> What the task requires
Select all lines in the records that include "father".
--- Begin ---
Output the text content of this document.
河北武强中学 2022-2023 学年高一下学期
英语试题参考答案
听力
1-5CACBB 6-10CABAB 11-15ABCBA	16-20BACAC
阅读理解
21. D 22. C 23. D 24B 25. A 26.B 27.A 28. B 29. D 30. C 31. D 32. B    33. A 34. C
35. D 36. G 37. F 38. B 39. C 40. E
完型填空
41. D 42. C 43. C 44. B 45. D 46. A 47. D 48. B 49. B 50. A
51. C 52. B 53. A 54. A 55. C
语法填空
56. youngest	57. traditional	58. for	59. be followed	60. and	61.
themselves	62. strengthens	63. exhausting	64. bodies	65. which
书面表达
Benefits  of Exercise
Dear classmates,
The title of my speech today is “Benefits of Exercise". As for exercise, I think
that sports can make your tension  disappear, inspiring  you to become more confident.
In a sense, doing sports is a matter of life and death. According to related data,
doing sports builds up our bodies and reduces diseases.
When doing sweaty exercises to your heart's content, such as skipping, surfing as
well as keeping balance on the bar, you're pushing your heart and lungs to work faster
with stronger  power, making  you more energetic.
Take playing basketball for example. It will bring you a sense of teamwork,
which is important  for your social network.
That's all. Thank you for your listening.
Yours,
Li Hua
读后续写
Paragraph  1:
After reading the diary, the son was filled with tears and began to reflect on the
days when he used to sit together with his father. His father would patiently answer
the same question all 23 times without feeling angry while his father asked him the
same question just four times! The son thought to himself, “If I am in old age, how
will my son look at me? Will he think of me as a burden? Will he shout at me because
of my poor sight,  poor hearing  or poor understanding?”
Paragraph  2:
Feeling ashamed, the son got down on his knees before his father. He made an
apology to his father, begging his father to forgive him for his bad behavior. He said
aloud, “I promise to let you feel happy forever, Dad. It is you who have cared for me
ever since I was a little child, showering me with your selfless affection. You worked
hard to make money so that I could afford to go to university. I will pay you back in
--- End ---
> Complete response
days when he used to sit together with his father. His father would patiently answer
the same question all 23 times without feeling angry while his father asked him the
Feeling ashamed, the son got down on his knees before his father. He made an
apology to his father, begging his father to forgive him for his bad behavior. He said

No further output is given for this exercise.